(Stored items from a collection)
☆ ☆ ☆ ☆ ☆ ☆ ☆
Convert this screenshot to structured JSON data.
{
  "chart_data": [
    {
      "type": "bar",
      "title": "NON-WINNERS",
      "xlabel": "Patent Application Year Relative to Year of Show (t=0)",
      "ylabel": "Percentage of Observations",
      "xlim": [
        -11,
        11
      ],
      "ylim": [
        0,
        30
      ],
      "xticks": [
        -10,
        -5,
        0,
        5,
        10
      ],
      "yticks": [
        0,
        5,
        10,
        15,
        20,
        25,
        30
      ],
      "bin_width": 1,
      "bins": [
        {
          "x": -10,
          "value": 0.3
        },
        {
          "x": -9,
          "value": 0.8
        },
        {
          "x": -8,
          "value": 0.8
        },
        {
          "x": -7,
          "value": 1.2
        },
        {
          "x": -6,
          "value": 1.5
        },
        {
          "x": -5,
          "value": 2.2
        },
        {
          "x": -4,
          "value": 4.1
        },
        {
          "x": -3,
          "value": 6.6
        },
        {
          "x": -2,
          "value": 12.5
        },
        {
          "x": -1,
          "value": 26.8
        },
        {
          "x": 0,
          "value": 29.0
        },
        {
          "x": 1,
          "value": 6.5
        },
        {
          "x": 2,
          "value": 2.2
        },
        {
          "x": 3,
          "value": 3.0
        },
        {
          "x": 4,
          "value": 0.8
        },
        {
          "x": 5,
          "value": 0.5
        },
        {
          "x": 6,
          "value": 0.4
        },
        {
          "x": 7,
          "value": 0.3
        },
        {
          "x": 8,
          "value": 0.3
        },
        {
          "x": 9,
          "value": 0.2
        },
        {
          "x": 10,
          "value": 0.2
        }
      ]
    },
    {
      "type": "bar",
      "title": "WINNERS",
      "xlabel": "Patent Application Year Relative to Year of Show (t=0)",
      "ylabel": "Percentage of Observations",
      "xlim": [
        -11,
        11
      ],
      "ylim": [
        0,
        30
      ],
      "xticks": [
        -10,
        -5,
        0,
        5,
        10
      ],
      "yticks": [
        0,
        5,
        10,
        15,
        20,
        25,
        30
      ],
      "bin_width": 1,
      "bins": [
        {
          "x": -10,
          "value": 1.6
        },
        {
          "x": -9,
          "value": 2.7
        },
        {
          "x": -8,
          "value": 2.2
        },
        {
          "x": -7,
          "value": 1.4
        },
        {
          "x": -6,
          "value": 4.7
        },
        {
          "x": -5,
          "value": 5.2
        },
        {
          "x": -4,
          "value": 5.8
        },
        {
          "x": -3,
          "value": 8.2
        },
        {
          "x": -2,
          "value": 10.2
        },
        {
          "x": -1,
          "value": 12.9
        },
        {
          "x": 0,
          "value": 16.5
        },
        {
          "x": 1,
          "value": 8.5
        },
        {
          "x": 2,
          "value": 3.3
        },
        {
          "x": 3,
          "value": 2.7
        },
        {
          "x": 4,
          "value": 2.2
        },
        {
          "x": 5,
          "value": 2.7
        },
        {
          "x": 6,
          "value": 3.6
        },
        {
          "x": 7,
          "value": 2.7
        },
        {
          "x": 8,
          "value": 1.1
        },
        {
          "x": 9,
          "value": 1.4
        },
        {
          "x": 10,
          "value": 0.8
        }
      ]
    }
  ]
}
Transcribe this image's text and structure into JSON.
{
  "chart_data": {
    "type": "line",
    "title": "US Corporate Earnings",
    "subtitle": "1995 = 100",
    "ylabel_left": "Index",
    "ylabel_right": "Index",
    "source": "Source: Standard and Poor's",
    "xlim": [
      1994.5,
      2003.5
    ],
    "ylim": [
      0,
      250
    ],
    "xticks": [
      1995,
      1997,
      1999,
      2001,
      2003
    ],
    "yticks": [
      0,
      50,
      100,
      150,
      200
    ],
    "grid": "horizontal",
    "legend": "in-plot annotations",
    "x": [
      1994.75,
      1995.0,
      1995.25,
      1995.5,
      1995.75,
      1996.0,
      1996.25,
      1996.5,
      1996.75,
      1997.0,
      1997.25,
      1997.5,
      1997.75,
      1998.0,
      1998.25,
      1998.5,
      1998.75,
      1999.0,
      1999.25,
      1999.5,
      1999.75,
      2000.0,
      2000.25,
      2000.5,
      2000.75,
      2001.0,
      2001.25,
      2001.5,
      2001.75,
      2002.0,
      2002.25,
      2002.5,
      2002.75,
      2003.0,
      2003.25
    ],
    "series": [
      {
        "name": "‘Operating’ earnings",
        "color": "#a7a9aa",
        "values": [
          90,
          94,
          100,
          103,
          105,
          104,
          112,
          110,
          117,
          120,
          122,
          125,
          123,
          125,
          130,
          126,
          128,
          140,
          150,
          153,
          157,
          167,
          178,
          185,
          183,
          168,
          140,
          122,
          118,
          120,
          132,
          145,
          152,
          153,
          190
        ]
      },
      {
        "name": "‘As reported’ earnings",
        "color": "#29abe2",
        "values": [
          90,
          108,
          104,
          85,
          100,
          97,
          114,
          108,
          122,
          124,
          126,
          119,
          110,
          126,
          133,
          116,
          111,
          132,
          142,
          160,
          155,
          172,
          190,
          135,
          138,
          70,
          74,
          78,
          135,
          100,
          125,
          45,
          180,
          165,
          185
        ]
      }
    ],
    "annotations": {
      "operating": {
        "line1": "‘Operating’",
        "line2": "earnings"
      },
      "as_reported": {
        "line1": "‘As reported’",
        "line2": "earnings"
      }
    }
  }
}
☆ ☆ ☆ ☆ ☆ ☆ ☆
◆ **Task instructions**: Retype the whole listing above exactly.

◆ **Exercise answer**:
Convert this screenshot to structured JSON data.
{
  "chart_data": [
    {
      "type": "bar",
      "title": "NON-WINNERS",
      "xlabel": "Patent Application Year Relative to Year of Show (t=0)",
      "ylabel": "Percentage of Observations",
      "xlim": [
        -11,
        11
      ],
      "ylim": [
        0,
        30
      ],
      "xticks": [
        -10,
        -5,
        0,
        5,
        10
      ],
      "yticks": [
        0,
        5,
        10,
        15,
        20,
        25,
        30
      ],
      "bin_width": 1,
      "bins": [
        {
          "x": -10,
          "value": 0.3
        },
        {
          "x": -9,
          "value": 0.8
        },
        {
          "x": -8,
          "value": 0.8
        },
        {
          "x": -7,
          "value": 1.2
        },
        {
          "x": -6,
          "value": 1.5
        },
        {
          "x": -5,
          "value": 2.2
        },
        {
          "x": -4,
          "value": 4.1
        },
        {
          "x": -3,
          "value": 6.6
        },
        {
          "x": -2,
          "value": 12.5
        },
        {
          "x": -1,
          "value": 26.8
        },
        {
          "x": 0,
          "value": 29.0
        },
        {
          "x": 1,
          "value": 6.5
        },
        {
          "x": 2,
          "value": 2.2
        },
        {
          "x": 3,
          "value": 3.0
        },
        {
          "x": 4,
          "value": 0.8
        },
        {
          "x": 5,
          "value": 0.5
        },
        {
          "x": 6,
          "value": 0.4
        },
        {
          "x": 7,
          "value": 0.3
        },
        {
          "x": 8,
          "value": 0.3
        },
        {
          "x": 9,
          "value": 0.2
        },
        {
          "x": 10,
          "value": 0.2
        }
      ]
    },
    {
      "type": "bar",
      "title": "WINNERS",
      "xlabel": "Patent Application Year Relative to Year of Show (t=0)",
      "ylabel": "Percentage of Observations",
      "xlim": [
        -11,
        11
      ],
      "ylim": [
        0,
        30
      ],
      "xticks": [
        -10,
        -5,
        0,
        5,
        10
      ],
      "yticks": [
        0,
        5,
        10,
        15,
        20,
        25,
        30
      ],
      "bin_width": 1,
      "bins": [
        {
          "x": -10,
          "value": 1.6
        },
        {
          "x": -9,
          "value": 2.7
        },
        {
          "x": -8,
          "value": 2.2
        },
        {
          "x": -7,
          "value": 1.4
        },
        {
          "x": -6,
          "value": 4.7
        },
        {
          "x": -5,
          "value": 5.2
        },
        {
          "x": -4,
          "value": 5.8
        },
        {
          "x": -3,
          "value": 8.2
        },
        {
          "x": -2,
          "value": 10.2
        },
        {
          "x": -1,
          "value": 12.9
        },
        {
          "x": 0,
          "value": 16.5
        },
        {
          "x": 1,
          "value": 8.5
        },
        {
          "x": 2,
          "value": 3.3
        },
        {
          "x": 3,
          "value": 2.7
        },
        {
          "x": 4,
          "value": 2.2
        },
        {
          "x": 5,
          "value": 2.7
        },
        {
          "x": 6,
          "value": 3.6
        },
        {
          "x": 7,
          "value": 2.7
        },
        {
          "x": 8,
          "value": 1.1
        },
        {
          "x": 9,
          "value": 1.4
        },
        {
          "x": 10,
          "value": 0.8
        }
      ]
    }
  ]
}
Transcribe this image's text and structure into JSON.
{
  "chart_data": {
    "type": "line",
    "title": "US Corporate Earnings",
    "subtitle": "1995 = 100",
    "ylabel_left": "Index",
    "ylabel_right": "Index",
    "source": "Source: Standard and Poor's",
    "xlim": [
      1994.5,
      2003.5
    ],
    "ylim": [
      0,
      250
    ],
    "xticks": [
      1995,
      1997,
      1999,
      2001,
      2003
    ],
    "yticks": [
      0,
      50,
      100,
      150,
      200
    ],
    "grid": "horizontal",
    "legend": "in-plot annotations",
    "x": [
      1994.75,
      1995.0,
      1995.25,
      1995.5,
      1995.75,
      1996.0,
      1996.25,
      1996.5,
      1996.75,
      1997.0,
      1997.25,
      1997.5,
      1997.75,
      1998.0,
      1998.25,
      1998.5,
      1998.75,
      1999.0,
      1999.25,
      1999.5,
      1999.75,
      2000.0,
      2000.25,
      2000.5,
      2000.75,
      2001.0,
      2001.25,
      2001.5,
      2001.75,
      2002.0,
      2002.25,
      2002.5,
      2002.75,
      2003.0,
      2003.25
    ],
    "series": [
      {
        "name": "‘Operating’ earnings",
        "color": "#a7a9aa",
        "values": [
          90,
          94,
          100,
          103,
          105,
          104,
          112,
          110,
          117,
          120,
          122,
          125,
          123,
          125,
          130,
          126,
          128,
          140,
          150,
          153,
          157,
          167,
          178,
          185,
          183,
          168,
          140,
          122,
          118,
          120,
          132,
          145,
          152,
          153,
          190
        ]
      },
      {
        "name": "‘As reported’ earnings",
        "color": "#29abe2",
        "values": [
          90,
          108,
          104,
          85,
          100,
          97,
          114,
          108,
          122,
          124,
          126,
          119,
          110,
          126,
          133,
          116,
          111,
          132,
          142,
          160,
          155,
          172,
          190,
          135,
          138,
          70,
          74,
          78,
          135,
          100,
          125,
          45,
          180,
          165,
          185
        ]
      }
    ],
    "annotations": {
      "operating": {
        "line1": "‘Operating’",
        "line2": "earnings"
      },
      "as_reported": {
        "line1": "‘As reported’",
        "line2": "earnings"
      }
    }
  }
}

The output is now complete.